>> start Material provided
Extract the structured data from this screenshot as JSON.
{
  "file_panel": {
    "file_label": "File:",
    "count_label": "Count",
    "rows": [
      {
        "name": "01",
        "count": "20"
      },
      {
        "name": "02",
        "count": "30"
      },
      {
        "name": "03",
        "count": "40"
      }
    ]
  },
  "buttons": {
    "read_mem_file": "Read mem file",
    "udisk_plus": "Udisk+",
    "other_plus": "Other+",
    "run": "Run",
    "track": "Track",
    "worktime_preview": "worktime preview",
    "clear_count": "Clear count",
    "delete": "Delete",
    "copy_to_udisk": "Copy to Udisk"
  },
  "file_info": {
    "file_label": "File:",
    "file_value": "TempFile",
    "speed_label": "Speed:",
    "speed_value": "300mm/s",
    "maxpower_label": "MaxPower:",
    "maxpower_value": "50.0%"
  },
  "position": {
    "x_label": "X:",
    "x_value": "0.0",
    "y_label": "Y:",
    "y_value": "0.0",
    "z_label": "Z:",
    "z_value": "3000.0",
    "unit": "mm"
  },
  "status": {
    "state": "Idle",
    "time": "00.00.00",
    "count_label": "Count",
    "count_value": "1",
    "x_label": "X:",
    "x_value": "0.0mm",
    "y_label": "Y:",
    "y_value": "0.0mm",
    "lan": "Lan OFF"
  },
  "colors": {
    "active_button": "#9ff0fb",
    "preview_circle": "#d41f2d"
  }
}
>> end Material provided
Copy out every line from the records that has the word "Udisk".

    "udisk_plus": "Udisk+",
    "copy_to_udisk": "Copy to Udisk"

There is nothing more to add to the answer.